Raw records:
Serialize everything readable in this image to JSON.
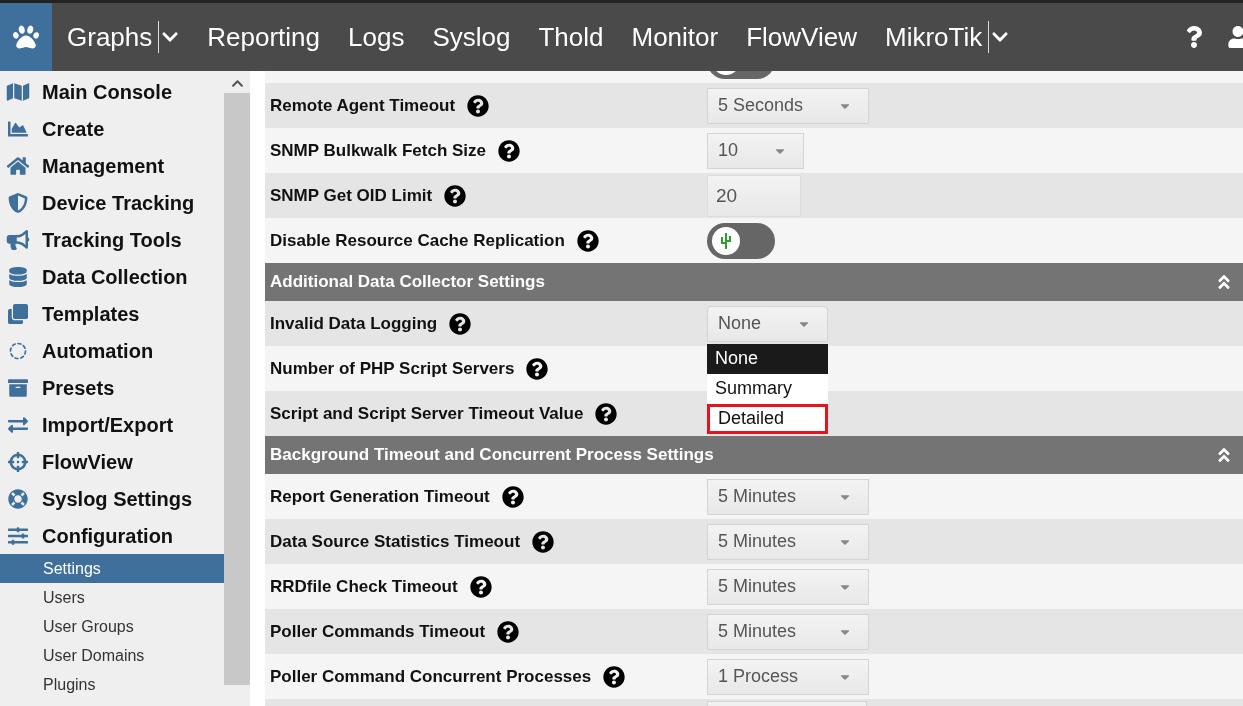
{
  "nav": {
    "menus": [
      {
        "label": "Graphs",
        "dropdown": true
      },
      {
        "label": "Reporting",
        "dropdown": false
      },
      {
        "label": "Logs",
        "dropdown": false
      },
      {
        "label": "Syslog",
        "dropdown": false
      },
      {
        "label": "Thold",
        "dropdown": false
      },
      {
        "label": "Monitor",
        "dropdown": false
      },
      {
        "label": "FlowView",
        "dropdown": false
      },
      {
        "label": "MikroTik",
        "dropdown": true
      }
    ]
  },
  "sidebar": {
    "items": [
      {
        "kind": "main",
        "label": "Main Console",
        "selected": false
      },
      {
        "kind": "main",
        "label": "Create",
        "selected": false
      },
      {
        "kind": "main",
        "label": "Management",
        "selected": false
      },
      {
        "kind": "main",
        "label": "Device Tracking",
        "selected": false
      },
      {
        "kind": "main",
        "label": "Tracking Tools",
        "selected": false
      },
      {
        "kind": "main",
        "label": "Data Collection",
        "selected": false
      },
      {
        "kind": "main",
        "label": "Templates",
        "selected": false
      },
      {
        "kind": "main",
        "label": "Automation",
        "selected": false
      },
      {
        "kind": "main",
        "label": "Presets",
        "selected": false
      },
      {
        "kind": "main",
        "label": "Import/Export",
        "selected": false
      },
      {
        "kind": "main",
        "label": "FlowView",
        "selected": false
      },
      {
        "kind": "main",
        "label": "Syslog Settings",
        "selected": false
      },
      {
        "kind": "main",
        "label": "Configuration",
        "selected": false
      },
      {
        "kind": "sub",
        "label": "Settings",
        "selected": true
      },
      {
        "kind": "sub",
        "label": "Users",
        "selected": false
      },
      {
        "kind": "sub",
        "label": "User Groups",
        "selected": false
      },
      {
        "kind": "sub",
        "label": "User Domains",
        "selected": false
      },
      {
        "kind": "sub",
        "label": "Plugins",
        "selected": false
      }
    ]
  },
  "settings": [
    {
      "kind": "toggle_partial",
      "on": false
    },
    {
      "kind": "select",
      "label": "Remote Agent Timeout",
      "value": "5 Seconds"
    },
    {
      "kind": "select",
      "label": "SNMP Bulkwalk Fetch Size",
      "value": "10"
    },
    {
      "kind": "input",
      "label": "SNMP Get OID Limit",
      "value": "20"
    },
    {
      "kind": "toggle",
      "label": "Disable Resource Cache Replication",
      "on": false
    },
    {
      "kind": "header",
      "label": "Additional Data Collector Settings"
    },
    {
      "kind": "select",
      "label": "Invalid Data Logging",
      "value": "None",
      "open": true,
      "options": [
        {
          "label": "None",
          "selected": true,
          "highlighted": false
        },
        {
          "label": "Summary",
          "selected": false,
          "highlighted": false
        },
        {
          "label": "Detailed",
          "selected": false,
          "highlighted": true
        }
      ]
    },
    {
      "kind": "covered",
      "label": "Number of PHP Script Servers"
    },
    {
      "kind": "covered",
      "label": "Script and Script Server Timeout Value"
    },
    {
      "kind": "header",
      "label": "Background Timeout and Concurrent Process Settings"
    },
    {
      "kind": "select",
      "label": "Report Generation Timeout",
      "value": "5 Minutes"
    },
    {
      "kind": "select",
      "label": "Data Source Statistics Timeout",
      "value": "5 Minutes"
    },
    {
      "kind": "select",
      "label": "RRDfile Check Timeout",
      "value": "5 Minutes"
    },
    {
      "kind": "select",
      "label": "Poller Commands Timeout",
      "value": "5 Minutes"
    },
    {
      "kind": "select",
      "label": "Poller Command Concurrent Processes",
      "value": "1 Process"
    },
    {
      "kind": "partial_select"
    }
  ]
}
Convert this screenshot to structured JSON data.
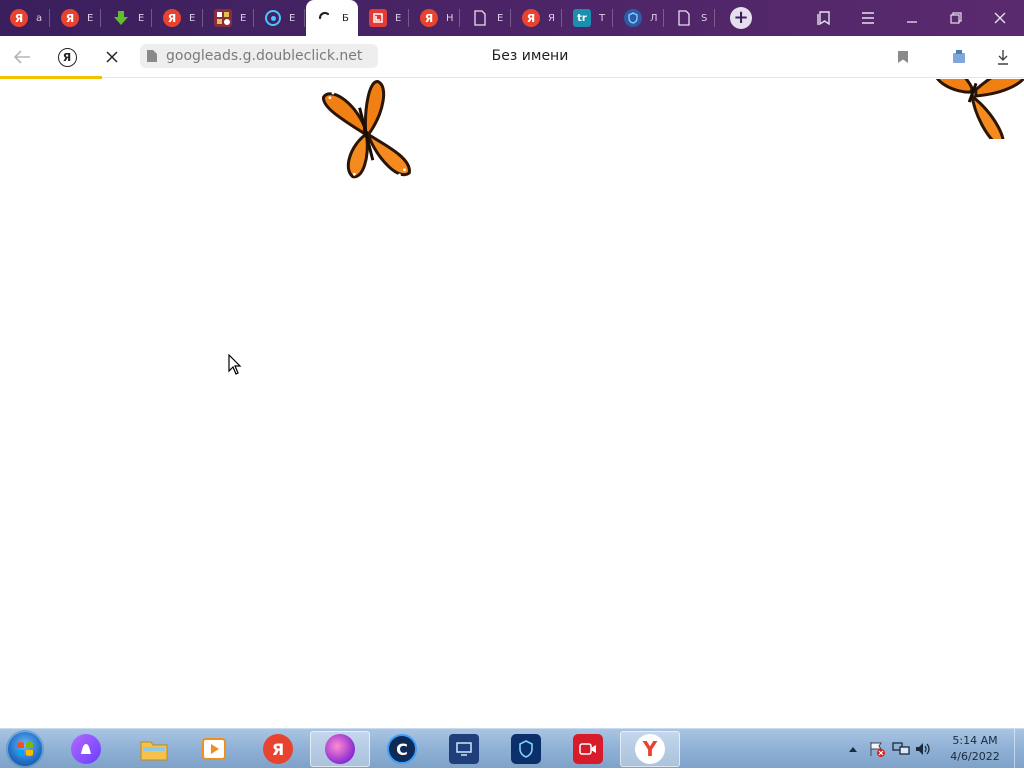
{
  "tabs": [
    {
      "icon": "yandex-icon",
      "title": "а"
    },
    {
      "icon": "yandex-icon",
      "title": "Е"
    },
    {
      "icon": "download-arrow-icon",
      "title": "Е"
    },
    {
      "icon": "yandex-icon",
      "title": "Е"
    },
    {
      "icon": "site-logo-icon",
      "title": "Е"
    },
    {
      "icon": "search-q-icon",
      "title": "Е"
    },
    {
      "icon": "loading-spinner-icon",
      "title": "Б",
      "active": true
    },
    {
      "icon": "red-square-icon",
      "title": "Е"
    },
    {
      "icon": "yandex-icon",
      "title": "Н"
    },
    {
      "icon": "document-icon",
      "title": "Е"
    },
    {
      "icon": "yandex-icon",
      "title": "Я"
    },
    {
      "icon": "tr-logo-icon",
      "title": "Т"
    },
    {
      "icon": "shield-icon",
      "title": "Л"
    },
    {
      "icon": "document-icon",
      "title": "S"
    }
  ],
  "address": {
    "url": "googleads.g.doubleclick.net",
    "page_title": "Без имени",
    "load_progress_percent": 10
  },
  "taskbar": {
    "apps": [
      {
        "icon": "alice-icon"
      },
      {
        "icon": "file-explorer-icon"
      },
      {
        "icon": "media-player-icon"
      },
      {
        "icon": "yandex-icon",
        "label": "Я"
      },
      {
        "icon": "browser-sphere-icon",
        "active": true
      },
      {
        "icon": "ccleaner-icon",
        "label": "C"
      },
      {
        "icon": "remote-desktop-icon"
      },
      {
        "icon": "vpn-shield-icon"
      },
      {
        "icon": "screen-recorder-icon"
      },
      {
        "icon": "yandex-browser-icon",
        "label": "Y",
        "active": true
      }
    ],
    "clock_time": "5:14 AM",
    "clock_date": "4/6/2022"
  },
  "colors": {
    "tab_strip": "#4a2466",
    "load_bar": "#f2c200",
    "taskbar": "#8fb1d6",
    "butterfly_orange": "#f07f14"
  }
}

__Exercise goal__
All records must be output exactly as they are, except for the pictures, which are left out.

__Finished task__
Serialize everything readable in this image to JSON.
{
  "nav": {
    "menus": [
      {
        "label": "Graphs",
        "dropdown": true
      },
      {
        "label": "Reporting",
        "dropdown": false
      },
      {
        "label": "Logs",
        "dropdown": false
      },
      {
        "label": "Syslog",
        "dropdown": false
      },
      {
        "label": "Thold",
        "dropdown": false
      },
      {
        "label": "Monitor",
        "dropdown": false
      },
      {
        "label": "FlowView",
        "dropdown": false
      },
      {
        "label": "MikroTik",
        "dropdown": true
      }
    ]
  },
  "sidebar": {
    "items": [
      {
        "kind": "main",
        "label": "Main Console",
        "selected": false
      },
      {
        "kind": "main",
        "label": "Create",
        "selected": false
      },
      {
        "kind": "main",
        "label": "Management",
        "selected": false
      },
      {
        "kind": "main",
        "label": "Device Tracking",
        "selected": false
      },
      {
        "kind": "main",
        "label": "Tracking Tools",
        "selected": false
      },
      {
        "kind": "main",
        "label": "Data Collection",
        "selected": false
      },
      {
        "kind": "main",
        "label": "Templates",
        "selected": false
      },
      {
        "kind": "main",
        "label": "Automation",
        "selected": false
      },
      {
        "kind": "main",
        "label": "Presets",
        "selected": false
      },
      {
        "kind": "main",
        "label": "Import/Export",
        "selected": false
      },
      {
        "kind": "main",
        "label": "FlowView",
        "selected": false
      },
      {
        "kind": "main",
        "label": "Syslog Settings",
        "selected": false
      },
      {
        "kind": "main",
        "label": "Configuration",
        "selected": false
      },
      {
        "kind": "sub",
        "label": "Settings",
        "selected": true
      },
      {
        "kind": "sub",
        "label": "Users",
        "selected": false
      },
      {
        "kind": "sub",
        "label": "User Groups",
        "selected": false
      },
      {
        "kind": "sub",
        "label": "User Domains",
        "selected": false
      },
      {
        "kind": "sub",
        "label": "Plugins",
        "selected": false
      }
    ]
  },
  "settings": [
    {
      "kind": "toggle_partial",
      "on": false
    },
    {
      "kind": "select",
      "label": "Remote Agent Timeout",
      "value": "5 Seconds"
    },
    {
      "kind": "select",
      "label": "SNMP Bulkwalk Fetch Size",
      "value": "10"
    },
    {
      "kind": "input",
      "label": "SNMP Get OID Limit",
      "value": "20"
    },
    {
      "kind": "toggle",
      "label": "Disable Resource Cache Replication",
      "on": false
    },
    {
      "kind": "header",
      "label": "Additional Data Collector Settings"
    },
    {
      "kind": "select",
      "label": "Invalid Data Logging",
      "value": "None",
      "open": true,
      "options": [
        {
          "label": "None",
          "selected": true,
          "highlighted": false
        },
        {
          "label": "Summary",
          "selected": false,
          "highlighted": false
        },
        {
          "label": "Detailed",
          "selected": false,
          "highlighted": true
        }
      ]
    },
    {
      "kind": "covered",
      "label": "Number of PHP Script Servers"
    },
    {
      "kind": "covered",
      "label": "Script and Script Server Timeout Value"
    },
    {
      "kind": "header",
      "label": "Background Timeout and Concurrent Process Settings"
    },
    {
      "kind": "select",
      "label": "Report Generation Timeout",
      "value": "5 Minutes"
    },
    {
      "kind": "select",
      "label": "Data Source Statistics Timeout",
      "value": "5 Minutes"
    },
    {
      "kind": "select",
      "label": "RRDfile Check Timeout",
      "value": "5 Minutes"
    },
    {
      "kind": "select",
      "label": "Poller Commands Timeout",
      "value": "5 Minutes"
    },
    {
      "kind": "select",
      "label": "Poller Command Concurrent Processes",
      "value": "1 Process"
    },
    {
      "kind": "partial_select"
    }
  ]
}
Convert this screenshot to structured JSON data.
{
  "tabs": [
    {
      "icon": "yandex-icon",
      "title": "а"
    },
    {
      "icon": "yandex-icon",
      "title": "Е"
    },
    {
      "icon": "download-arrow-icon",
      "title": "Е"
    },
    {
      "icon": "yandex-icon",
      "title": "Е"
    },
    {
      "icon": "site-logo-icon",
      "title": "Е"
    },
    {
      "icon": "search-q-icon",
      "title": "Е"
    },
    {
      "icon": "loading-spinner-icon",
      "title": "Б",
      "active": true
    },
    {
      "icon": "red-square-icon",
      "title": "Е"
    },
    {
      "icon": "yandex-icon",
      "title": "Н"
    },
    {
      "icon": "document-icon",
      "title": "Е"
    },
    {
      "icon": "yandex-icon",
      "title": "Я"
    },
    {
      "icon": "tr-logo-icon",
      "title": "Т"
    },
    {
      "icon": "shield-icon",
      "title": "Л"
    },
    {
      "icon": "document-icon",
      "title": "S"
    }
  ],
  "address": {
    "url": "googleads.g.doubleclick.net",
    "page_title": "Без имени",
    "load_progress_percent": 10
  },
  "taskbar": {
    "apps": [
      {
        "icon": "alice-icon"
      },
      {
        "icon": "file-explorer-icon"
      },
      {
        "icon": "media-player-icon"
      },
      {
        "icon": "yandex-icon",
        "label": "Я"
      },
      {
        "icon": "browser-sphere-icon",
        "active": true
      },
      {
        "icon": "ccleaner-icon",
        "label": "C"
      },
      {
        "icon": "remote-desktop-icon"
      },
      {
        "icon": "vpn-shield-icon"
      },
      {
        "icon": "screen-recorder-icon"
      },
      {
        "icon": "yandex-browser-icon",
        "label": "Y",
        "active": true
      }
    ],
    "clock_time": "5:14 AM",
    "clock_date": "4/6/2022"
  },
  "colors": {
    "tab_strip": "#4a2466",
    "load_bar": "#f2c200",
    "taskbar": "#8fb1d6",
    "butterfly_orange": "#f07f14"
  }
}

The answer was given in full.